## Short exercise
Pick every line from the data that holds the word "Output".

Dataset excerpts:
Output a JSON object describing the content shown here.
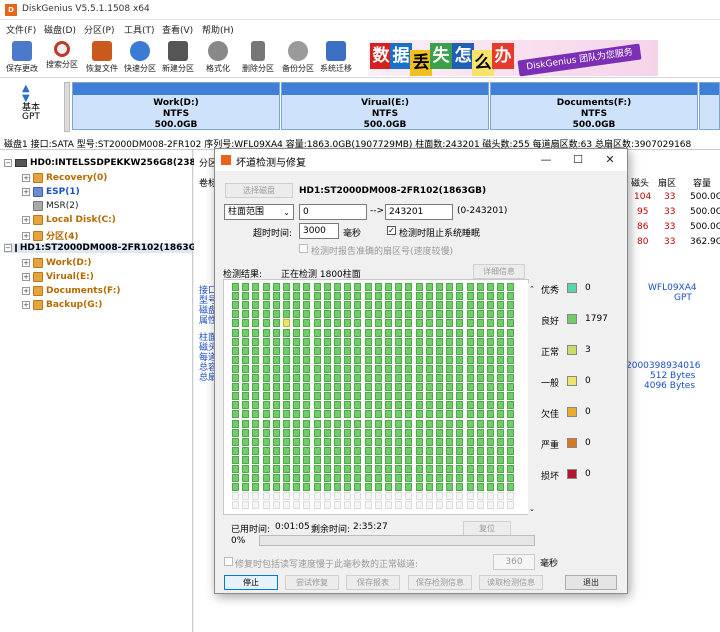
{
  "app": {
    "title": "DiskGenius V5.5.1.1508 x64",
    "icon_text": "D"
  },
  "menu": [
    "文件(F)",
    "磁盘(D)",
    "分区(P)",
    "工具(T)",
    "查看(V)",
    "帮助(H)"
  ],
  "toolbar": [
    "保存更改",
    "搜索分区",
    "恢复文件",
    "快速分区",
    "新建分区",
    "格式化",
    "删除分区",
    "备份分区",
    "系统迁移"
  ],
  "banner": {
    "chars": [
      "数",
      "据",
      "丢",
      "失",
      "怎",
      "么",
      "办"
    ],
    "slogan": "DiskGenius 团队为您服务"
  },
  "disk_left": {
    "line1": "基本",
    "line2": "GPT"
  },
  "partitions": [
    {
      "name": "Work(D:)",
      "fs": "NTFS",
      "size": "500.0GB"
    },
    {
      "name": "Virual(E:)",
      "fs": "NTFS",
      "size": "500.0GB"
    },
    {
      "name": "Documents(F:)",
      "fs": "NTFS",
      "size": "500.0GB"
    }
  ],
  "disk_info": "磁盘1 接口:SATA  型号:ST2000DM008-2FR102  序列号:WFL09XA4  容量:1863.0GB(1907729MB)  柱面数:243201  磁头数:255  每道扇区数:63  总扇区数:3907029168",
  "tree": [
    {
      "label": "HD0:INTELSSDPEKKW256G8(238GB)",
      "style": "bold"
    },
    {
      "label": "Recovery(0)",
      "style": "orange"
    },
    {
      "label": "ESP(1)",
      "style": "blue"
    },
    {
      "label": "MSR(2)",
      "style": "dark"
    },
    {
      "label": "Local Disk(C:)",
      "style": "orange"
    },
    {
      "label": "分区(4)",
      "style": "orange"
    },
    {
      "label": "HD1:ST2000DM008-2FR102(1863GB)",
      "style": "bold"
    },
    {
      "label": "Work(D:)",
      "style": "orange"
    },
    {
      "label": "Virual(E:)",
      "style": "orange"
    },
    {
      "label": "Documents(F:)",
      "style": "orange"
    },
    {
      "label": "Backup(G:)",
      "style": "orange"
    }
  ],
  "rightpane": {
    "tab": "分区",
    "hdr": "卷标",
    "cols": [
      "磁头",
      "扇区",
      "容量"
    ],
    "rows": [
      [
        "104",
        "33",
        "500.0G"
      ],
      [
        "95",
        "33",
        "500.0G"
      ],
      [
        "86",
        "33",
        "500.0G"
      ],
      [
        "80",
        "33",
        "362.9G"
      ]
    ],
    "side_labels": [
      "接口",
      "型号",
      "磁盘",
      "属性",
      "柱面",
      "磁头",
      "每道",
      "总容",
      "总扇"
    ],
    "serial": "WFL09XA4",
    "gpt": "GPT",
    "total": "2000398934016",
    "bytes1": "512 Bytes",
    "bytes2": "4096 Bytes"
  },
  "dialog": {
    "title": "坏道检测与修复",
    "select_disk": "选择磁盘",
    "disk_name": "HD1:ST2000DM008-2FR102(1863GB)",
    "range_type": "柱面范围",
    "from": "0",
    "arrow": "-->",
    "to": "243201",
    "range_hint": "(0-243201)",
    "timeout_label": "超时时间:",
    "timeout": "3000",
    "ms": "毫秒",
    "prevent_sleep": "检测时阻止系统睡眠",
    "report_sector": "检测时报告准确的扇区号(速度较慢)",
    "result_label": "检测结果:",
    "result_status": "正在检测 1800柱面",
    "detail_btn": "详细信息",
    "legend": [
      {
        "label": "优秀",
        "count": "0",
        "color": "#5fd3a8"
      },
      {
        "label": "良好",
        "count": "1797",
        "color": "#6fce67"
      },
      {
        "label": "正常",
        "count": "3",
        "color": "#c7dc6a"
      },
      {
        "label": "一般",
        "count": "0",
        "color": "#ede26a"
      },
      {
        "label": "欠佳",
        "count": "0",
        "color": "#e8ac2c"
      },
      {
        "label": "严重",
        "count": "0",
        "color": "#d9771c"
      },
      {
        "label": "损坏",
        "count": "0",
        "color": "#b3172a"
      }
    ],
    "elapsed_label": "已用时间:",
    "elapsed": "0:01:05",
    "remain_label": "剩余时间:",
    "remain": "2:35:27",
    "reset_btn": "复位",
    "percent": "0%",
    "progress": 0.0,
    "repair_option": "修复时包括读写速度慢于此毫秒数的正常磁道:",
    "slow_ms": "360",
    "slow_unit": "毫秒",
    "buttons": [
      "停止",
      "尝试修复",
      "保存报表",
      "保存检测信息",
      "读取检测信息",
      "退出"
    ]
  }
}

* * *

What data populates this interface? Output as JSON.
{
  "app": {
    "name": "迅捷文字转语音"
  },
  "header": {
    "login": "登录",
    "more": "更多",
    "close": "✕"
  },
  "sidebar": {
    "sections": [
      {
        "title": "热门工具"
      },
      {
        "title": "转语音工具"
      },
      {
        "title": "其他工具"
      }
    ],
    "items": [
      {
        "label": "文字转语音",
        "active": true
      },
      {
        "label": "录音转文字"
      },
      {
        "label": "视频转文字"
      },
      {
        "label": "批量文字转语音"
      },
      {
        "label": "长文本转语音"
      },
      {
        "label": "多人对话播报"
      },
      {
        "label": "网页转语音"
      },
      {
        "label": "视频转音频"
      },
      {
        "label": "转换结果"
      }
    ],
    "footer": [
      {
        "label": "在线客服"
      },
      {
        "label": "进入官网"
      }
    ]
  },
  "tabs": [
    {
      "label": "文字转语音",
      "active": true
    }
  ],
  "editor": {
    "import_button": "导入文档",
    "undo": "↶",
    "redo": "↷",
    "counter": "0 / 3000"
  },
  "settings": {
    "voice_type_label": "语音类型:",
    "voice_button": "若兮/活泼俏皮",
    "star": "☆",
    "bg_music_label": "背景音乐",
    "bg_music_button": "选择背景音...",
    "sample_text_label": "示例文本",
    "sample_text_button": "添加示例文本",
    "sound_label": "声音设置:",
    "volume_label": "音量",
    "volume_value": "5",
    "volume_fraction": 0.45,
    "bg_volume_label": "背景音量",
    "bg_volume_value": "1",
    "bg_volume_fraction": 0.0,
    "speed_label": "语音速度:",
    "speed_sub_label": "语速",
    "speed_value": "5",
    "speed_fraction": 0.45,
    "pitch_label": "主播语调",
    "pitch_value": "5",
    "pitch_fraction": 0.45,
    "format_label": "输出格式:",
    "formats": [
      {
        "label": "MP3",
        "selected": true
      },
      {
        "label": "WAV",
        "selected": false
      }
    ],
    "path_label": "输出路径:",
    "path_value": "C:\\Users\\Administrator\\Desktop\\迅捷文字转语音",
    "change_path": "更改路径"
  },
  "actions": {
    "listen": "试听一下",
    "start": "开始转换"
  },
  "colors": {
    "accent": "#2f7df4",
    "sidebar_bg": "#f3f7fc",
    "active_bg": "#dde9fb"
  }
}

## Result below
Output a JSON object describing the content shown here.
What data populates this interface? Output as JSON.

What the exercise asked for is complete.